Short exercise:
Repeat the material exactly as it appears.

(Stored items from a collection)
begin

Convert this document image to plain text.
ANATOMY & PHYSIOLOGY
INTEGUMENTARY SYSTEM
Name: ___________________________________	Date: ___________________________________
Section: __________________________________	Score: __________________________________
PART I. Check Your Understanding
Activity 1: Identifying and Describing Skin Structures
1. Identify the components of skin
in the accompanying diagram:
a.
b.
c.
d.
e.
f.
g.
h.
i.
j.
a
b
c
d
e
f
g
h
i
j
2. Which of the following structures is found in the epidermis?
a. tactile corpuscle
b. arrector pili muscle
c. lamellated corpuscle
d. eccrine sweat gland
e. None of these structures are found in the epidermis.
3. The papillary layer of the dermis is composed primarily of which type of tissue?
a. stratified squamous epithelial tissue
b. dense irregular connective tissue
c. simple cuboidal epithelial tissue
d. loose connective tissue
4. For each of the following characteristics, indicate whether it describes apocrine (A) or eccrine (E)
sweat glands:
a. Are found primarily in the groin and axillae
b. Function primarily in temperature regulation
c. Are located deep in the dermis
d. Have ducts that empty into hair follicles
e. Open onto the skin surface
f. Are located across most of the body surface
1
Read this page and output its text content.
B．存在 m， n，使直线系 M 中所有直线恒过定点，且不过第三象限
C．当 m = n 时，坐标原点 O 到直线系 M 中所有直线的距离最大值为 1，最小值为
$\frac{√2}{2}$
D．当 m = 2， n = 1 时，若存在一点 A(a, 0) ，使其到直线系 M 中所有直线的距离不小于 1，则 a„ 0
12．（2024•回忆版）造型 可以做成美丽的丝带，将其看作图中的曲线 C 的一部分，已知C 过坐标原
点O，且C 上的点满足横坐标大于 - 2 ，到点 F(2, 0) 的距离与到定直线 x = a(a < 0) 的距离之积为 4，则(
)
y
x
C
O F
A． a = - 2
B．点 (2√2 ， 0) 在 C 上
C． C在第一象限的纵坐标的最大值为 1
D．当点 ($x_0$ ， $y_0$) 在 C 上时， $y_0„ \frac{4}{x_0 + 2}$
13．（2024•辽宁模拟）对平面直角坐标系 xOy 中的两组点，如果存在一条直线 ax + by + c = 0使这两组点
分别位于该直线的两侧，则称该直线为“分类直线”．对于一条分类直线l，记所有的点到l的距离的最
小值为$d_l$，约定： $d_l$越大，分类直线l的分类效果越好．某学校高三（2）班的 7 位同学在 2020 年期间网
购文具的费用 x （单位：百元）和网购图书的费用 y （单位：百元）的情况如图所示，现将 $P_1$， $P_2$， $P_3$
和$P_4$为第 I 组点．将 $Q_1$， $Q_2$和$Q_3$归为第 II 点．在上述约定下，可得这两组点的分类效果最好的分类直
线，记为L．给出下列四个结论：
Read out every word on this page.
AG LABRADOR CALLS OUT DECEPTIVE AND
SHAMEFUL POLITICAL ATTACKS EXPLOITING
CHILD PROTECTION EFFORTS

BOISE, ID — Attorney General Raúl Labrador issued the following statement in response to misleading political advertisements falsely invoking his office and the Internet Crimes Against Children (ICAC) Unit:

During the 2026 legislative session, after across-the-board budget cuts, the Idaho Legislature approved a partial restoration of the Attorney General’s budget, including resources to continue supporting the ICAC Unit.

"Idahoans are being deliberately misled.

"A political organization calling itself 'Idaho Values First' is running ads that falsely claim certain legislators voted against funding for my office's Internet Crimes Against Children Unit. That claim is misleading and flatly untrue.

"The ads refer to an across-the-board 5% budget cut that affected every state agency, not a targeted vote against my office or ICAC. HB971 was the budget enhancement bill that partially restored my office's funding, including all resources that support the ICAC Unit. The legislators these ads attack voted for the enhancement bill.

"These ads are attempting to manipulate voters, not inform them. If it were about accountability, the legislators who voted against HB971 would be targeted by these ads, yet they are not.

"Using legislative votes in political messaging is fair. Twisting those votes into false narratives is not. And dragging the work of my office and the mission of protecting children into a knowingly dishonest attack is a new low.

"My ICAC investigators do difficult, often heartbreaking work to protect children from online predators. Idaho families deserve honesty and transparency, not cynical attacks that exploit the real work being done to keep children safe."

end

Response to the exercise:
Convert this document image to plain text.
ANATOMY & PHYSIOLOGY
INTEGUMENTARY SYSTEM
Name: ___________________________________	Date: ___________________________________
Section: __________________________________	Score: __________________________________
PART I. Check Your Understanding
Activity 1: Identifying and Describing Skin Structures
1. Identify the components of skin
in the accompanying diagram:
a.
b.
c.
d.
e.
f.
g.
h.
i.
j.
a
b
c
d
e
f
g
h
i
j
2. Which of the following structures is found in the epidermis?
a. tactile corpuscle
b. arrector pili muscle
c. lamellated corpuscle
d. eccrine sweat gland
e. None of these structures are found in the epidermis.
3. The papillary layer of the dermis is composed primarily of which type of tissue?
a. stratified squamous epithelial tissue
b. dense irregular connective tissue
c. simple cuboidal epithelial tissue
d. loose connective tissue
4. For each of the following characteristics, indicate whether it describes apocrine (A) or eccrine (E)
sweat glands:
a. Are found primarily in the groin and axillae
b. Function primarily in temperature regulation
c. Are located deep in the dermis
d. Have ducts that empty into hair follicles
e. Open onto the skin surface
f. Are located across most of the body surface
1
Read this page and output its text content.
B．存在 m， n，使直线系 M 中所有直线恒过定点，且不过第三象限
C．当 m = n 时，坐标原点 O 到直线系 M 中所有直线的距离最大值为 1，最小值为
$\frac{√2}{2}$
D．当 m = 2， n = 1 时，若存在一点 A(a, 0) ，使其到直线系 M 中所有直线的距离不小于 1，则 a„ 0
12．（2024•回忆版）造型 可以做成美丽的丝带，将其看作图中的曲线 C 的一部分，已知C 过坐标原
点O，且C 上的点满足横坐标大于 - 2 ，到点 F(2, 0) 的距离与到定直线 x = a(a < 0) 的距离之积为 4，则(
)
y
x
C
O F
A． a = - 2
B．点 (2√2 ， 0) 在 C 上
C． C在第一象限的纵坐标的最大值为 1
D．当点 ($x_0$ ， $y_0$) 在 C 上时， $y_0„ \frac{4}{x_0 + 2}$
13．（2024•辽宁模拟）对平面直角坐标系 xOy 中的两组点，如果存在一条直线 ax + by + c = 0使这两组点
分别位于该直线的两侧，则称该直线为“分类直线”．对于一条分类直线l，记所有的点到l的距离的最
小值为$d_l$，约定： $d_l$越大，分类直线l的分类效果越好．某学校高三（2）班的 7 位同学在 2020 年期间网
购文具的费用 x （单位：百元）和网购图书的费用 y （单位：百元）的情况如图所示，现将 $P_1$， $P_2$， $P_3$
和$P_4$为第 I 组点．将 $Q_1$， $Q_2$和$Q_3$归为第 II 点．在上述约定下，可得这两组点的分类效果最好的分类直
线，记为L．给出下列四个结论：
Read out every word on this page.
AG LABRADOR CALLS OUT DECEPTIVE AND
SHAMEFUL POLITICAL ATTACKS EXPLOITING
CHILD PROTECTION EFFORTS

BOISE, ID — Attorney General Raúl Labrador issued the following statement in response to misleading political advertisements falsely invoking his office and the Internet Crimes Against Children (ICAC) Unit:

During the 2026 legislative session, after across-the-board budget cuts, the Idaho Legislature approved a partial restoration of the Attorney General’s budget, including resources to continue supporting the ICAC Unit.

"Idahoans are being deliberately misled.

"A political organization calling itself 'Idaho Values First' is running ads that falsely claim certain legislators voted against funding for my office's Internet Crimes Against Children Unit. That claim is misleading and flatly untrue.

"The ads refer to an across-the-board 5% budget cut that affected every state agency, not a targeted vote against my office or ICAC. HB971 was the budget enhancement bill that partially restored my office's funding, including all resources that support the ICAC Unit. The legislators these ads attack voted for the enhancement bill.

"These ads are attempting to manipulate voters, not inform them. If it were about accountability, the legislators who voted against HB971 would be targeted by these ads, yet they are not.

"Using legislative votes in political messaging is fair. Twisting those votes into false narratives is not. And dragging the work of my office and the mission of protecting children into a knowingly dishonest attack is a new low.

"My ICAC investigators do difficult, often heartbreaking work to protect children from online predators. Idaho families deserve honesty and transparency, not cynical attacks that exploit the real work being done to keep children safe."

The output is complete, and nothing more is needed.